RECORDS SUPPLIED:
------------------------------------------------------------

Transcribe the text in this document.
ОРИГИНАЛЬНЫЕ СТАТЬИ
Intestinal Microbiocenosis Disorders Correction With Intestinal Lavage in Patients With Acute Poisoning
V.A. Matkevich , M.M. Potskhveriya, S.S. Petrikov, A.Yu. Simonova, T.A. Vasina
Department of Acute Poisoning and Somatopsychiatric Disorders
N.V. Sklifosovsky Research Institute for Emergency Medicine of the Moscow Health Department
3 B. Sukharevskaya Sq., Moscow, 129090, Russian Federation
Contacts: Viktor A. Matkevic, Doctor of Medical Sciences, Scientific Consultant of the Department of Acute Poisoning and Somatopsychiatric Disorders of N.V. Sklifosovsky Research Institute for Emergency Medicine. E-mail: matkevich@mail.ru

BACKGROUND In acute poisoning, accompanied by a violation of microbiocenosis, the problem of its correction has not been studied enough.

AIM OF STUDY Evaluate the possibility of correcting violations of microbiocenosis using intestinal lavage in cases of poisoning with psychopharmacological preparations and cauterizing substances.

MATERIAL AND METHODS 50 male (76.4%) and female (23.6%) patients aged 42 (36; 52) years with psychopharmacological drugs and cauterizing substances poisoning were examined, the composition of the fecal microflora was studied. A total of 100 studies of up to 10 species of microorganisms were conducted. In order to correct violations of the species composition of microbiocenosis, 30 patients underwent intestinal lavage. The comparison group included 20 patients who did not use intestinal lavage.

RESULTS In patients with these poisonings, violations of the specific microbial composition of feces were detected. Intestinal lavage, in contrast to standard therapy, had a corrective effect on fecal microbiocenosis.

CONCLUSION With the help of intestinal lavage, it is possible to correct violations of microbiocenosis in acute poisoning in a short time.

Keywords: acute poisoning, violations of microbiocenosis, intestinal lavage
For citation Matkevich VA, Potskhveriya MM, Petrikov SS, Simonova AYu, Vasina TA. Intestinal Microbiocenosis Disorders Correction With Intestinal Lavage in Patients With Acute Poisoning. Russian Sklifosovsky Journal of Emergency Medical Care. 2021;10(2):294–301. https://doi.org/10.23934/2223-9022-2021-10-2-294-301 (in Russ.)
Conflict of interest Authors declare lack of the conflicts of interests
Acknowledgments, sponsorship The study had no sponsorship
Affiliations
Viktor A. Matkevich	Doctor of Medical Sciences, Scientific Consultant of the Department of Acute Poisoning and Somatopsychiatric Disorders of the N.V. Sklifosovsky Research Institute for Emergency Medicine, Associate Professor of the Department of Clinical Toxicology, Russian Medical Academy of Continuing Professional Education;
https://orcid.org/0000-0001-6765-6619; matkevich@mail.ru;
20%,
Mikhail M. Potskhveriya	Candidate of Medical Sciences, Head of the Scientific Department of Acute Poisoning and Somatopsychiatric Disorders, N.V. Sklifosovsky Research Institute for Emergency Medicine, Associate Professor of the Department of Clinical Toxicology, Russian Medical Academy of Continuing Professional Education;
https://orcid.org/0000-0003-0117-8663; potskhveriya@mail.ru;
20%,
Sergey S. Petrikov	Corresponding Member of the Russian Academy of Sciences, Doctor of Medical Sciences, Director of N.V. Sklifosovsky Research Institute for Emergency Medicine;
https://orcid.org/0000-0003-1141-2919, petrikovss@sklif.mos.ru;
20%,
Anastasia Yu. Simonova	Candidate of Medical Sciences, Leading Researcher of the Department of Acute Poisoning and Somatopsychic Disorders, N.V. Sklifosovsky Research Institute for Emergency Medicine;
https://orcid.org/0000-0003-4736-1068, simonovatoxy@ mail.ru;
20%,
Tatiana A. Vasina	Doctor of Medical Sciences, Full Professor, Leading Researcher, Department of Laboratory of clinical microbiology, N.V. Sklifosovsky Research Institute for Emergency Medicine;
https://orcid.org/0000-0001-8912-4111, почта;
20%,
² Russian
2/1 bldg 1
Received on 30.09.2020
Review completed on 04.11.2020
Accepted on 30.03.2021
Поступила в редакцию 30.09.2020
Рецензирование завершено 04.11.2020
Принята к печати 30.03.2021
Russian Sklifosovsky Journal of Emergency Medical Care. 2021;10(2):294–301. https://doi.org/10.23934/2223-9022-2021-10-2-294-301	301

------------------------------------------------------------

ASSIGNMENT: All records above are to be output again exactly as they stand.

SOLUTION TO THE EXERCISE:
Transcribe the text in this document.
ОРИГИНАЛЬНЫЕ СТАТЬИ
Intestinal Microbiocenosis Disorders Correction With Intestinal Lavage in Patients With Acute Poisoning
V.A. Matkevich , M.M. Potskhveriya, S.S. Petrikov, A.Yu. Simonova, T.A. Vasina
Department of Acute Poisoning and Somatopsychiatric Disorders
N.V. Sklifosovsky Research Institute for Emergency Medicine of the Moscow Health Department
3 B. Sukharevskaya Sq., Moscow, 129090, Russian Federation
Contacts: Viktor A. Matkevic, Doctor of Medical Sciences, Scientific Consultant of the Department of Acute Poisoning and Somatopsychiatric Disorders of N.V. Sklifosovsky Research Institute for Emergency Medicine. E-mail: matkevich@mail.ru

BACKGROUND In acute poisoning, accompanied by a violation of microbiocenosis, the problem of its correction has not been studied enough.

AIM OF STUDY Evaluate the possibility of correcting violations of microbiocenosis using intestinal lavage in cases of poisoning with psychopharmacological preparations and cauterizing substances.

MATERIAL AND METHODS 50 male (76.4%) and female (23.6%) patients aged 42 (36; 52) years with psychopharmacological drugs and cauterizing substances poisoning were examined, the composition of the fecal microflora was studied. A total of 100 studies of up to 10 species of microorganisms were conducted. In order to correct violations of the species composition of microbiocenosis, 30 patients underwent intestinal lavage. The comparison group included 20 patients who did not use intestinal lavage.

RESULTS In patients with these poisonings, violations of the specific microbial composition of feces were detected. Intestinal lavage, in contrast to standard therapy, had a corrective effect on fecal microbiocenosis.

CONCLUSION With the help of intestinal lavage, it is possible to correct violations of microbiocenosis in acute poisoning in a short time.

Keywords: acute poisoning, violations of microbiocenosis, intestinal lavage
For citation Matkevich VA, Potskhveriya MM, Petrikov SS, Simonova AYu, Vasina TA. Intestinal Microbiocenosis Disorders Correction With Intestinal Lavage in Patients With Acute Poisoning. Russian Sklifosovsky Journal of Emergency Medical Care. 2021;10(2):294–301. https://doi.org/10.23934/2223-9022-2021-10-2-294-301 (in Russ.)
Conflict of interest Authors declare lack of the conflicts of interests
Acknowledgments, sponsorship The study had no sponsorship
Affiliations
Viktor A. Matkevich	Doctor of Medical Sciences, Scientific Consultant of the Department of Acute Poisoning and Somatopsychiatric Disorders of the N.V. Sklifosovsky Research Institute for Emergency Medicine, Associate Professor of the Department of Clinical Toxicology, Russian Medical Academy of Continuing Professional Education;
https://orcid.org/0000-0001-6765-6619; matkevich@mail.ru;
20%,
Mikhail M. Potskhveriya	Candidate of Medical Sciences, Head of the Scientific Department of Acute Poisoning and Somatopsychiatric Disorders, N.V. Sklifosovsky Research Institute for Emergency Medicine, Associate Professor of the Department of Clinical Toxicology, Russian Medical Academy of Continuing Professional Education;
https://orcid.org/0000-0003-0117-8663; potskhveriya@mail.ru;
20%,
Sergey S. Petrikov	Corresponding Member of the Russian Academy of Sciences, Doctor of Medical Sciences, Director of N.V. Sklifosovsky Research Institute for Emergency Medicine;
https://orcid.org/0000-0003-1141-2919, petrikovss@sklif.mos.ru;
20%,
Anastasia Yu. Simonova	Candidate of Medical Sciences, Leading Researcher of the Department of Acute Poisoning and Somatopsychic Disorders, N.V. Sklifosovsky Research Institute for Emergency Medicine;
https://orcid.org/0000-0003-4736-1068, simonovatoxy@ mail.ru;
20%,
Tatiana A. Vasina	Doctor of Medical Sciences, Full Professor, Leading Researcher, Department of Laboratory of clinical microbiology, N.V. Sklifosovsky Research Institute for Emergency Medicine;
https://orcid.org/0000-0001-8912-4111, почта;
20%,
² Russian
2/1 bldg 1
Received on 30.09.2020
Review completed on 04.11.2020
Accepted on 30.03.2021
Поступила в редакцию 30.09.2020
Рецензирование завершено 04.11.2020
Принята к печати 30.03.2021
Russian Sklifosovsky Journal of Emergency Medical Care. 2021;10(2):294–301. https://doi.org/10.23934/2223-9022-2021-10-2-294-301	301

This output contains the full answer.